------ Source records ------

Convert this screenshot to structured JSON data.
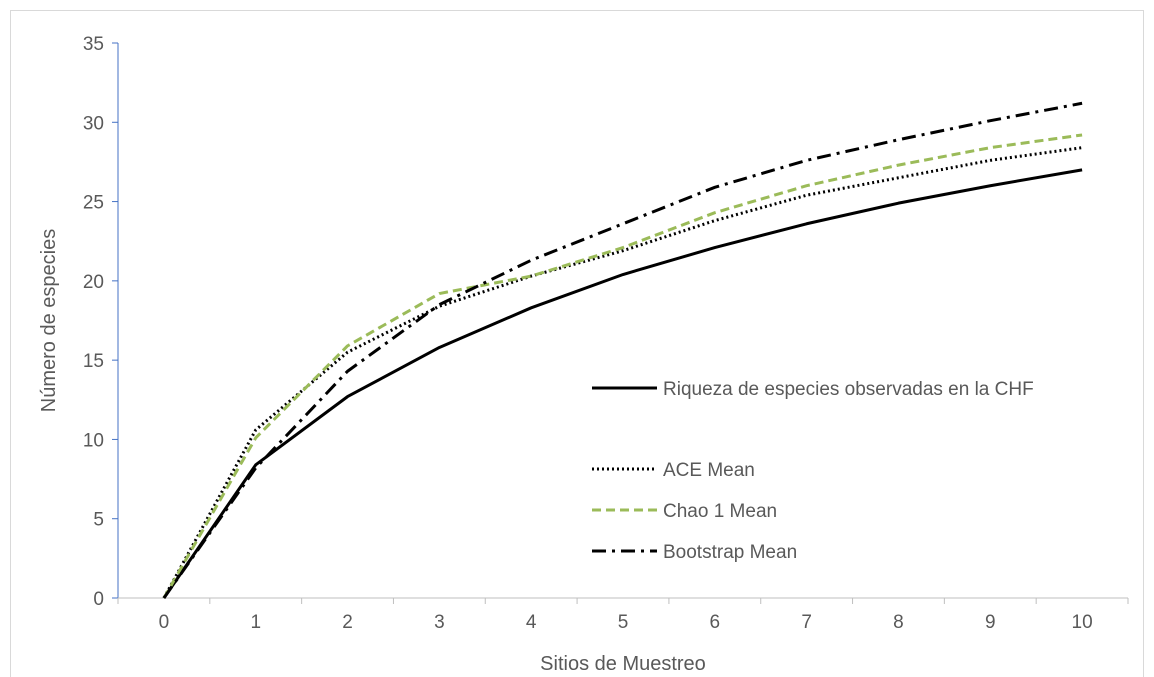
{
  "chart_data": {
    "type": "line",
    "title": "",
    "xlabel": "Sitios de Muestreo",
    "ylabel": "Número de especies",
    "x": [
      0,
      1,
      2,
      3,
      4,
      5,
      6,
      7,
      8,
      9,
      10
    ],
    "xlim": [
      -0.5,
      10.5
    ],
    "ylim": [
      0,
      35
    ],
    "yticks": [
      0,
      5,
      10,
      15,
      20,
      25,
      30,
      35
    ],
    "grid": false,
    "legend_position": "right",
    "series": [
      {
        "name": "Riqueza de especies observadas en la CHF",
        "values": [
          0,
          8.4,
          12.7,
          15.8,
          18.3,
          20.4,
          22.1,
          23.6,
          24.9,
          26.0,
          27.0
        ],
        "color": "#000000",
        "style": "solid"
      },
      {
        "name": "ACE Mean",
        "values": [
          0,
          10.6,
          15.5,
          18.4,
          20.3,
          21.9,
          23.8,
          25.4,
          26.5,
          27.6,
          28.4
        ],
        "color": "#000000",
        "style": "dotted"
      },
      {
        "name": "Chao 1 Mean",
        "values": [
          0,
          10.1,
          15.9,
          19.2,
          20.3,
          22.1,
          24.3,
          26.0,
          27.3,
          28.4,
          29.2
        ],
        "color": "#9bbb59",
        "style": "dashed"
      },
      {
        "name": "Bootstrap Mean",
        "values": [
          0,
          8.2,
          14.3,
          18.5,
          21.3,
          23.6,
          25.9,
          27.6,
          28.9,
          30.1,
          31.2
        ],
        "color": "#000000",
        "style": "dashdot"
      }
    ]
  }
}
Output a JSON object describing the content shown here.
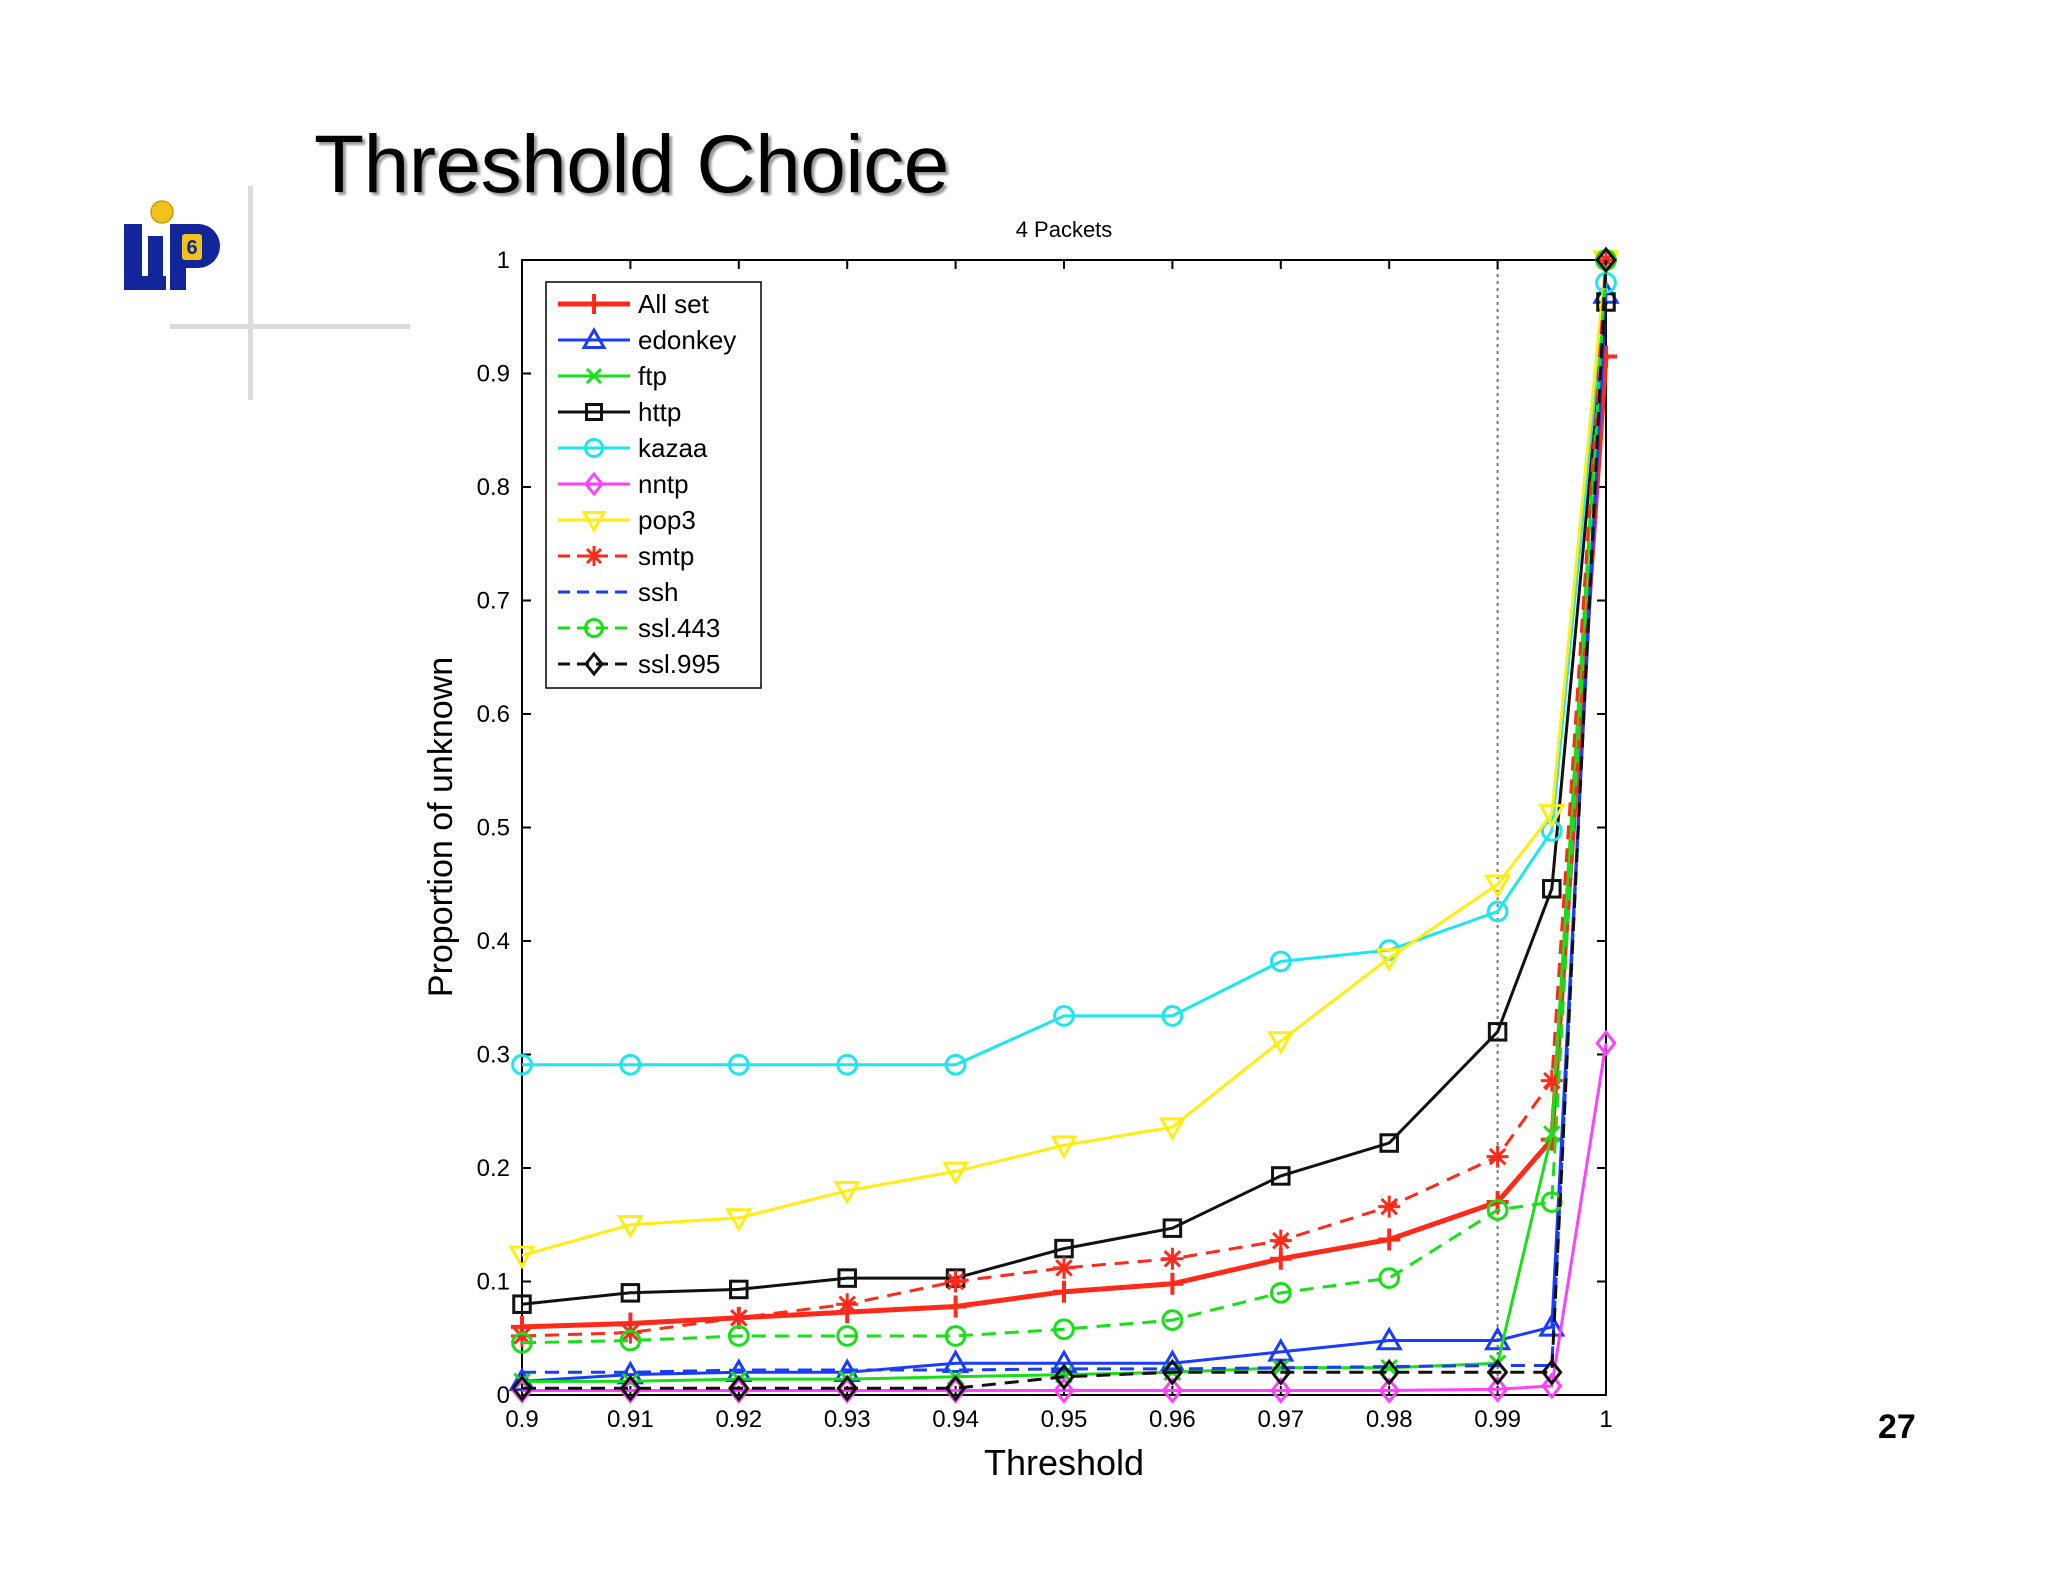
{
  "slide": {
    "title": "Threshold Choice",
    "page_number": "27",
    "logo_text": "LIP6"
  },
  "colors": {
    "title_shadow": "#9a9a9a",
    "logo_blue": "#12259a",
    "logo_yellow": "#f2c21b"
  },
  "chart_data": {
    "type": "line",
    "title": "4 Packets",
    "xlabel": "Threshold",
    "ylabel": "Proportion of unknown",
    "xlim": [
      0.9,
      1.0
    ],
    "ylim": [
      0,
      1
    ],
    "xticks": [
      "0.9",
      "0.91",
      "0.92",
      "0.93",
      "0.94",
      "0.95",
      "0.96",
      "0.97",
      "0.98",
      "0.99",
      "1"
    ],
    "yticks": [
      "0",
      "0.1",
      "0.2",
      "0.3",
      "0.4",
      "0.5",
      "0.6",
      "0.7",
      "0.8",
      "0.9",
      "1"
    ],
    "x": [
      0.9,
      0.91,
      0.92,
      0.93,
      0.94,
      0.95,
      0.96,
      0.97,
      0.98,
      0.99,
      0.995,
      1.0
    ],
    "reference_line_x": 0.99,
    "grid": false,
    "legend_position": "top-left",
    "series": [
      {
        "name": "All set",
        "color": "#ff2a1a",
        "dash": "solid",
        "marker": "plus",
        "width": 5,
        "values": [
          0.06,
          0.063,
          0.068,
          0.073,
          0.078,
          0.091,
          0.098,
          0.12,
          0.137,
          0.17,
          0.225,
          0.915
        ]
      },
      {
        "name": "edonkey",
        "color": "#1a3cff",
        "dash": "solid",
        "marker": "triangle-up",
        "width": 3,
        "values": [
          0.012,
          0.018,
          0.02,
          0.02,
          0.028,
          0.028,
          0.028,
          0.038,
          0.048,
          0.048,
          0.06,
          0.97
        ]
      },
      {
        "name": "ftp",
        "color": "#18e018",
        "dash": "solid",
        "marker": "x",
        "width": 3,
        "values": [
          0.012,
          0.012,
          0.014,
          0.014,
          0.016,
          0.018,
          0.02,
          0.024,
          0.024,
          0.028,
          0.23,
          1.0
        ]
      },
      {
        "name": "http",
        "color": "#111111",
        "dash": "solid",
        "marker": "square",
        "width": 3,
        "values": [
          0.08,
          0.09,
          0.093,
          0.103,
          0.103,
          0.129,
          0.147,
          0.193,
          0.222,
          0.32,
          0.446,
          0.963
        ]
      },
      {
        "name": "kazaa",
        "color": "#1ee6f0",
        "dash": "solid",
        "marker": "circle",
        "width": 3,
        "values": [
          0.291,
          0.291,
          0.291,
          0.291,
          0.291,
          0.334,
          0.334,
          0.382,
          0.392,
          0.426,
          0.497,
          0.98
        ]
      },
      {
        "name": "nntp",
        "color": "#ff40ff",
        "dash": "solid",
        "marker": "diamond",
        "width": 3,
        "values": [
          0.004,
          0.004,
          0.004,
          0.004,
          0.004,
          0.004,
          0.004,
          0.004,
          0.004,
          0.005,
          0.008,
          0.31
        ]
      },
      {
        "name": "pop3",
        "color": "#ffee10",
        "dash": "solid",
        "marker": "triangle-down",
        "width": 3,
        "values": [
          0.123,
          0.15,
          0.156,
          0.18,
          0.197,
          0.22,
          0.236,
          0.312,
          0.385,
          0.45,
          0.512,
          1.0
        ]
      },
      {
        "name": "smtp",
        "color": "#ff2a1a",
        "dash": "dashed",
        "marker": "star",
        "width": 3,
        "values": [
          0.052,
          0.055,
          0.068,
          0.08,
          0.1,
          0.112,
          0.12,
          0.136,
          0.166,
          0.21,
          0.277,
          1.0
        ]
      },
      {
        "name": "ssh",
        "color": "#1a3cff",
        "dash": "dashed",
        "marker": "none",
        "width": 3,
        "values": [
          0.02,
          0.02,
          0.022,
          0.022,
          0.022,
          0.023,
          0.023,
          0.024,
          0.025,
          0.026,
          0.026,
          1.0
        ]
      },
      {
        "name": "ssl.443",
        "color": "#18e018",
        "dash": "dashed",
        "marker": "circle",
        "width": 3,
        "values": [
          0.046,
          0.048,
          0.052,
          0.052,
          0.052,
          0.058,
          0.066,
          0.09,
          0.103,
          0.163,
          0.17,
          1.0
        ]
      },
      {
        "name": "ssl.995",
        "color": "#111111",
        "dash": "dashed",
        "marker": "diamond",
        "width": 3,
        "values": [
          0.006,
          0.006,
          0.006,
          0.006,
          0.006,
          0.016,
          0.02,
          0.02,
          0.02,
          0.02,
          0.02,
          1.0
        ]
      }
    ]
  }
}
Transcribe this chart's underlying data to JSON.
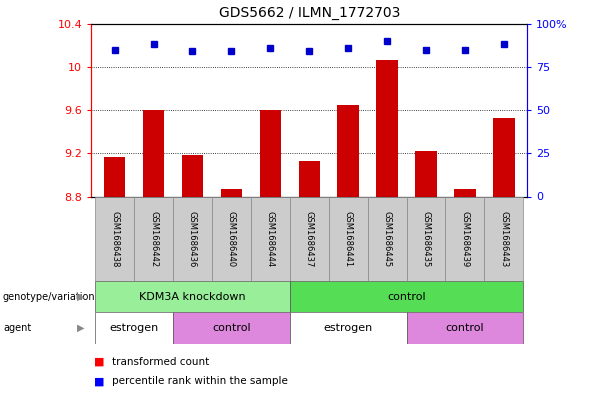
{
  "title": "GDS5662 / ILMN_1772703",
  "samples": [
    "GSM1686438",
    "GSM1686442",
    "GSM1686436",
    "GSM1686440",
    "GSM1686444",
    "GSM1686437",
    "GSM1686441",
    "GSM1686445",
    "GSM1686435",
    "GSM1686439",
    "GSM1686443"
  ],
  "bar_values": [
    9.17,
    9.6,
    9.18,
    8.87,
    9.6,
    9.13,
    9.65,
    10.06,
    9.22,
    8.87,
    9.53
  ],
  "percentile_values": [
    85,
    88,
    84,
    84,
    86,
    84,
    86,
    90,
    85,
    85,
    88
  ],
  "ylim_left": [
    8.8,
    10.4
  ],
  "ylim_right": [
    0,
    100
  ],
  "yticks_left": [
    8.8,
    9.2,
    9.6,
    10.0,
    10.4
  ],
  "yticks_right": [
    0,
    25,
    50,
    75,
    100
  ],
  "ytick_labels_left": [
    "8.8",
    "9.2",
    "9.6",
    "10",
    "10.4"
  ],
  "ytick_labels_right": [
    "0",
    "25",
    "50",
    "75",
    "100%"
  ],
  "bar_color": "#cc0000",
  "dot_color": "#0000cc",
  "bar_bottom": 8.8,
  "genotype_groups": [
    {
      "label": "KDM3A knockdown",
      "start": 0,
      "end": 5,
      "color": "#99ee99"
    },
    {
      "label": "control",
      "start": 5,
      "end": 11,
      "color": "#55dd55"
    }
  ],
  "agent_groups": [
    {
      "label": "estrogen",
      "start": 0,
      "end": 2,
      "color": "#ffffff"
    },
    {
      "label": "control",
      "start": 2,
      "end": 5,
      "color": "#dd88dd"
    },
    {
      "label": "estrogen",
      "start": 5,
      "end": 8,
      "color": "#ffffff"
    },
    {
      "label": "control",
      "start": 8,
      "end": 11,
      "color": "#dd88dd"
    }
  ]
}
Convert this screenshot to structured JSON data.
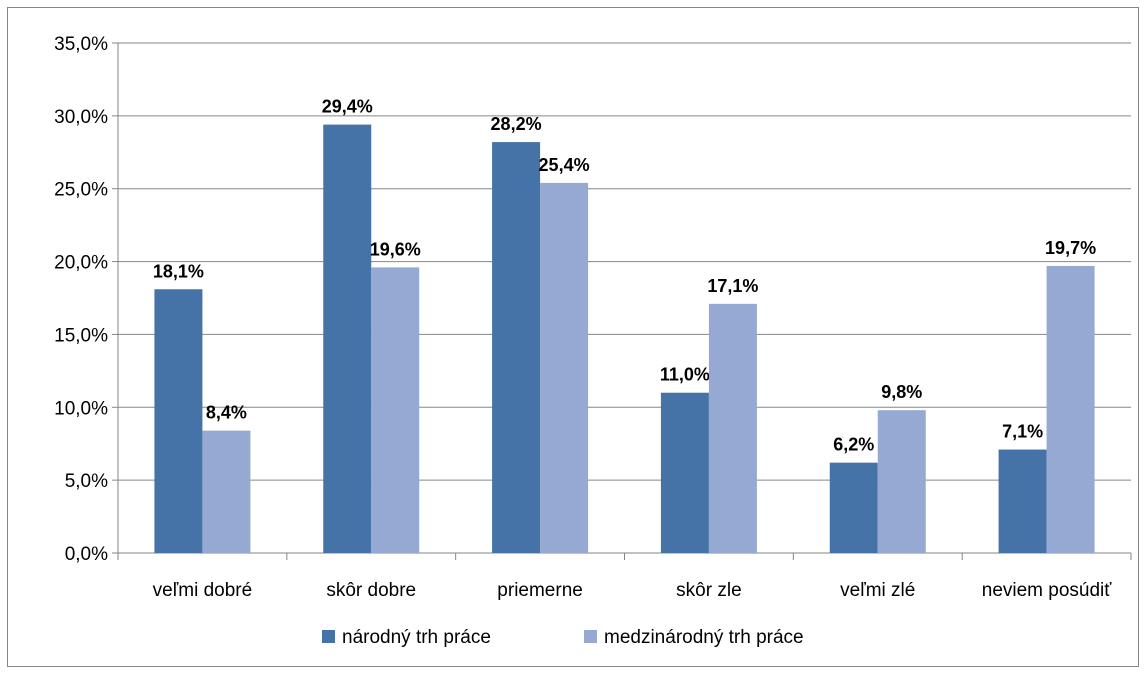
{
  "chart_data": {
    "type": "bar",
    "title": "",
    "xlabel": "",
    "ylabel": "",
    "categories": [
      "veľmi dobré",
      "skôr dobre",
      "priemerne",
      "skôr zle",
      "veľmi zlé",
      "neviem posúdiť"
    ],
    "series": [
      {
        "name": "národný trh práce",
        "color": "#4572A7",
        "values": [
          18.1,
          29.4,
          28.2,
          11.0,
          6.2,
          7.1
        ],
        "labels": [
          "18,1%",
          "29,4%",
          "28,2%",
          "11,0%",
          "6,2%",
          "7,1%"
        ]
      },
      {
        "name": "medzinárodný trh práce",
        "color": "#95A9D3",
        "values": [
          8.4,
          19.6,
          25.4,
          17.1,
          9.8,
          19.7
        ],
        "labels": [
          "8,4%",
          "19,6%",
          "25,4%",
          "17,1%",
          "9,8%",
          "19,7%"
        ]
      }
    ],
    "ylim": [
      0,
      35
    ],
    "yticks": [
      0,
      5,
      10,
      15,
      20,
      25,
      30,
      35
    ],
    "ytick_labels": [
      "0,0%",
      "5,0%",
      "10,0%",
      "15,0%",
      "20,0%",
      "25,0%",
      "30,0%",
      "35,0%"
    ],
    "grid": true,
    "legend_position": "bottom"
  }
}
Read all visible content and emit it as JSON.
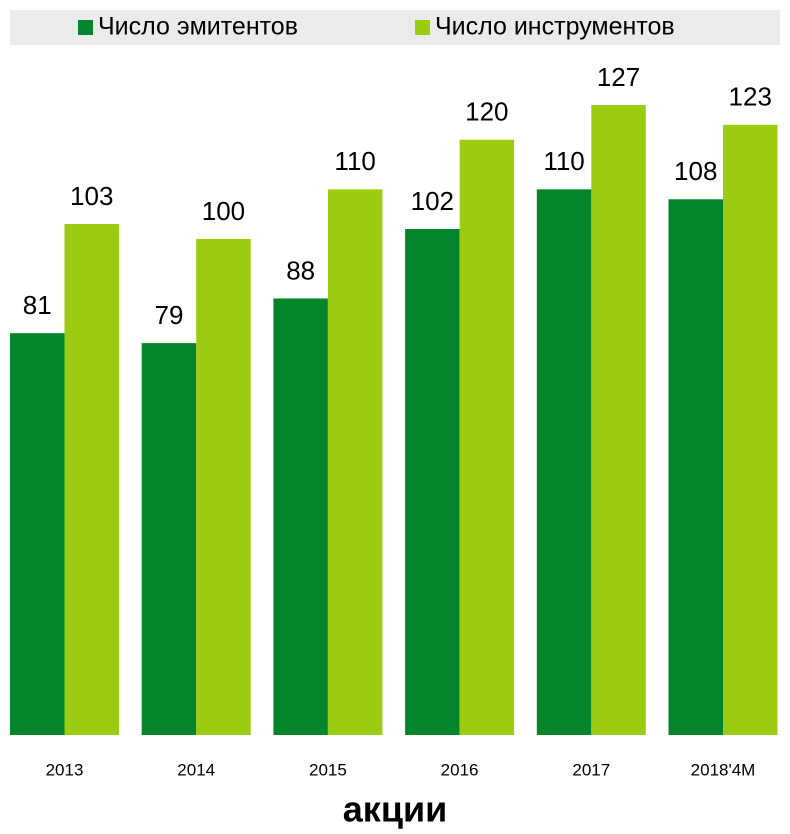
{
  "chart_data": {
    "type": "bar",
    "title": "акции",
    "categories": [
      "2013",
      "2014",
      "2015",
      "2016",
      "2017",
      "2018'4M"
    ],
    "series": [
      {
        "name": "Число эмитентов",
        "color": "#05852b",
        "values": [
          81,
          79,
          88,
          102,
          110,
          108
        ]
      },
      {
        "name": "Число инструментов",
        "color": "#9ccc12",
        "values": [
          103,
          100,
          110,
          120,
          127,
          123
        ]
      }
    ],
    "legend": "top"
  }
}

------

The problem » Return all lines with the word "Mean" in them.

Answer for the task »
        "name": "ACE Mean",
        "name": "Chao 1 Mean",
        "name": "Bootstrap Mean",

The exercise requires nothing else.